■ Aim
Reproduce the material in full, exactly as written.
[START OF Supplied data]
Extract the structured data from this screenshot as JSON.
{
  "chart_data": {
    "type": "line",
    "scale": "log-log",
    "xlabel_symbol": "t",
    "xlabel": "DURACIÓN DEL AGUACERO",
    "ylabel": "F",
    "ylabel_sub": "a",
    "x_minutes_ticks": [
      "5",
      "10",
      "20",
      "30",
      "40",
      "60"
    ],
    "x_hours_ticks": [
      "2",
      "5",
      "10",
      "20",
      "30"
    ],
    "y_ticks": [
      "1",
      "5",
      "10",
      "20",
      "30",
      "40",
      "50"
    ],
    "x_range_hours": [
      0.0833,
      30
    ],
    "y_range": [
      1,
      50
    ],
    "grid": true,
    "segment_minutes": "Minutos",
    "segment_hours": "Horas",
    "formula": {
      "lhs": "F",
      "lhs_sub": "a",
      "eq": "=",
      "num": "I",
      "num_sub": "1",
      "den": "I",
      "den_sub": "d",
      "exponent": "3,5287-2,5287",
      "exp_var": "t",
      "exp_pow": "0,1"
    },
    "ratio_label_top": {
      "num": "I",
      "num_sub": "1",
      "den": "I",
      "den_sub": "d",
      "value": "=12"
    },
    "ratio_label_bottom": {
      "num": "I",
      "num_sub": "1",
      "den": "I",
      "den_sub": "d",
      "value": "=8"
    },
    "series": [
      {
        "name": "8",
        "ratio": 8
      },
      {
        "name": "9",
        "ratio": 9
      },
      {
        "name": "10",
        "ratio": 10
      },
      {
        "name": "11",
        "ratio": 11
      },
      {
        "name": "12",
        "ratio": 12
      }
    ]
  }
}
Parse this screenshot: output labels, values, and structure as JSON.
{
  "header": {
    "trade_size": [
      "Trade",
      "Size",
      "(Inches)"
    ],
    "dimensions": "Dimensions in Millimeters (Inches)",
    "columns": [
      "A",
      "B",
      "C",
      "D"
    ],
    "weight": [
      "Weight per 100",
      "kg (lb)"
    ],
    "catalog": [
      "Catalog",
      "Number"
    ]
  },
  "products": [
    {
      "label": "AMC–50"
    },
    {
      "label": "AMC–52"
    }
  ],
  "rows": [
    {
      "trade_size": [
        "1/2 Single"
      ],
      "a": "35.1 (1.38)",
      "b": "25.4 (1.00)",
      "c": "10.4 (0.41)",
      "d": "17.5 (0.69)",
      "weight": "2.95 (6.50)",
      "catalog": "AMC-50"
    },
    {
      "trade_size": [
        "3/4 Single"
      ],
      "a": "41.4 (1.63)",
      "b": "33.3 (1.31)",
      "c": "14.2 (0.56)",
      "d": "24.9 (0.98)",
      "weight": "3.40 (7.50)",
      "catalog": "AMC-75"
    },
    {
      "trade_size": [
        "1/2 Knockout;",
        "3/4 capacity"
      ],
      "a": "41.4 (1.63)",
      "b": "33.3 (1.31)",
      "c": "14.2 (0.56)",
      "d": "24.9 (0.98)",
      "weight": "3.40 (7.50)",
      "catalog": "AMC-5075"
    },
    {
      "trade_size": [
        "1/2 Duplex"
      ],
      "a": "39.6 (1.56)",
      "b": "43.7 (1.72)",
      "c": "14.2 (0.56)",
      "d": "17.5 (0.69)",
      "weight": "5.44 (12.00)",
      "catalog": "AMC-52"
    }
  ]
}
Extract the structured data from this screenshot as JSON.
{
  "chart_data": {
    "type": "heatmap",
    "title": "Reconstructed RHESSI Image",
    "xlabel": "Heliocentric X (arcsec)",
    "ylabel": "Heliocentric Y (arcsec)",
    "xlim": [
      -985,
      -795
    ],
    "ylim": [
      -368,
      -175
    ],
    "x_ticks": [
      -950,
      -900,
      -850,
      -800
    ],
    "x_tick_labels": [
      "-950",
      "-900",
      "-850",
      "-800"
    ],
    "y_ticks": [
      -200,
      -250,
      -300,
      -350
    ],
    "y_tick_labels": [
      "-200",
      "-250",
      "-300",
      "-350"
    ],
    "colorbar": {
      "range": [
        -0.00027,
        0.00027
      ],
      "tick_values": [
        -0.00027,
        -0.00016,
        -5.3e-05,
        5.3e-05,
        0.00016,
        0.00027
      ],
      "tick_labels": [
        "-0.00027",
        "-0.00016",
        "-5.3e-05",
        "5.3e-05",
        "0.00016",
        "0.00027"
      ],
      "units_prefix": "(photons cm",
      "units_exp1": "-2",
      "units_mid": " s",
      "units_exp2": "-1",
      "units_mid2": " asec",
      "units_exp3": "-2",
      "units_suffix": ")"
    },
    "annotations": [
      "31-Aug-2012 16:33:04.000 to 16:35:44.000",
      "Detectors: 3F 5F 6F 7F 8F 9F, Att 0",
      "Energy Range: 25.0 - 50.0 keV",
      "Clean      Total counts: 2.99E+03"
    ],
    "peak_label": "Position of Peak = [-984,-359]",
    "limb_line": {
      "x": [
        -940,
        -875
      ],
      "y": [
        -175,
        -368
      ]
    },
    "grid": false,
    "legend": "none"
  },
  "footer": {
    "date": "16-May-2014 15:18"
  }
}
[END OF Supplied data]
■ Problem solution
Extract the structured data from this screenshot as JSON.
{
  "chart_data": {
    "type": "line",
    "scale": "log-log",
    "xlabel_symbol": "t",
    "xlabel": "DURACIÓN DEL AGUACERO",
    "ylabel": "F",
    "ylabel_sub": "a",
    "x_minutes_ticks": [
      "5",
      "10",
      "20",
      "30",
      "40",
      "60"
    ],
    "x_hours_ticks": [
      "2",
      "5",
      "10",
      "20",
      "30"
    ],
    "y_ticks": [
      "1",
      "5",
      "10",
      "20",
      "30",
      "40",
      "50"
    ],
    "x_range_hours": [
      0.0833,
      30
    ],
    "y_range": [
      1,
      50
    ],
    "grid": true,
    "segment_minutes": "Minutos",
    "segment_hours": "Horas",
    "formula": {
      "lhs": "F",
      "lhs_sub": "a",
      "eq": "=",
      "num": "I",
      "num_sub": "1",
      "den": "I",
      "den_sub": "d",
      "exponent": "3,5287-2,5287",
      "exp_var": "t",
      "exp_pow": "0,1"
    },
    "ratio_label_top": {
      "num": "I",
      "num_sub": "1",
      "den": "I",
      "den_sub": "d",
      "value": "=12"
    },
    "ratio_label_bottom": {
      "num": "I",
      "num_sub": "1",
      "den": "I",
      "den_sub": "d",
      "value": "=8"
    },
    "series": [
      {
        "name": "8",
        "ratio": 8
      },
      {
        "name": "9",
        "ratio": 9
      },
      {
        "name": "10",
        "ratio": 10
      },
      {
        "name": "11",
        "ratio": 11
      },
      {
        "name": "12",
        "ratio": 12
      }
    ]
  }
}
Parse this screenshot: output labels, values, and structure as JSON.
{
  "header": {
    "trade_size": [
      "Trade",
      "Size",
      "(Inches)"
    ],
    "dimensions": "Dimensions in Millimeters (Inches)",
    "columns": [
      "A",
      "B",
      "C",
      "D"
    ],
    "weight": [
      "Weight per 100",
      "kg (lb)"
    ],
    "catalog": [
      "Catalog",
      "Number"
    ]
  },
  "products": [
    {
      "label": "AMC–50"
    },
    {
      "label": "AMC–52"
    }
  ],
  "rows": [
    {
      "trade_size": [
        "1/2 Single"
      ],
      "a": "35.1 (1.38)",
      "b": "25.4 (1.00)",
      "c": "10.4 (0.41)",
      "d": "17.5 (0.69)",
      "weight": "2.95 (6.50)",
      "catalog": "AMC-50"
    },
    {
      "trade_size": [
        "3/4 Single"
      ],
      "a": "41.4 (1.63)",
      "b": "33.3 (1.31)",
      "c": "14.2 (0.56)",
      "d": "24.9 (0.98)",
      "weight": "3.40 (7.50)",
      "catalog": "AMC-75"
    },
    {
      "trade_size": [
        "1/2 Knockout;",
        "3/4 capacity"
      ],
      "a": "41.4 (1.63)",
      "b": "33.3 (1.31)",
      "c": "14.2 (0.56)",
      "d": "24.9 (0.98)",
      "weight": "3.40 (7.50)",
      "catalog": "AMC-5075"
    },
    {
      "trade_size": [
        "1/2 Duplex"
      ],
      "a": "39.6 (1.56)",
      "b": "43.7 (1.72)",
      "c": "14.2 (0.56)",
      "d": "17.5 (0.69)",
      "weight": "5.44 (12.00)",
      "catalog": "AMC-52"
    }
  ]
}
Extract the structured data from this screenshot as JSON.
{
  "chart_data": {
    "type": "heatmap",
    "title": "Reconstructed RHESSI Image",
    "xlabel": "Heliocentric X (arcsec)",
    "ylabel": "Heliocentric Y (arcsec)",
    "xlim": [
      -985,
      -795
    ],
    "ylim": [
      -368,
      -175
    ],
    "x_ticks": [
      -950,
      -900,
      -850,
      -800
    ],
    "x_tick_labels": [
      "-950",
      "-900",
      "-850",
      "-800"
    ],
    "y_ticks": [
      -200,
      -250,
      -300,
      -350
    ],
    "y_tick_labels": [
      "-200",
      "-250",
      "-300",
      "-350"
    ],
    "colorbar": {
      "range": [
        -0.00027,
        0.00027
      ],
      "tick_values": [
        -0.00027,
        -0.00016,
        -5.3e-05,
        5.3e-05,
        0.00016,
        0.00027
      ],
      "tick_labels": [
        "-0.00027",
        "-0.00016",
        "-5.3e-05",
        "5.3e-05",
        "0.00016",
        "0.00027"
      ],
      "units_prefix": "(photons cm",
      "units_exp1": "-2",
      "units_mid": " s",
      "units_exp2": "-1",
      "units_mid2": " asec",
      "units_exp3": "-2",
      "units_suffix": ")"
    },
    "annotations": [
      "31-Aug-2012 16:33:04.000 to 16:35:44.000",
      "Detectors: 3F 5F 6F 7F 8F 9F, Att 0",
      "Energy Range: 25.0 - 50.0 keV",
      "Clean      Total counts: 2.99E+03"
    ],
    "peak_label": "Position of Peak = [-984,-359]",
    "limb_line": {
      "x": [
        -940,
        -875
      ],
      "y": [
        -175,
        -368
      ]
    },
    "grid": false,
    "legend": "none"
  },
  "footer": {
    "date": "16-May-2014 15:18"
  }
}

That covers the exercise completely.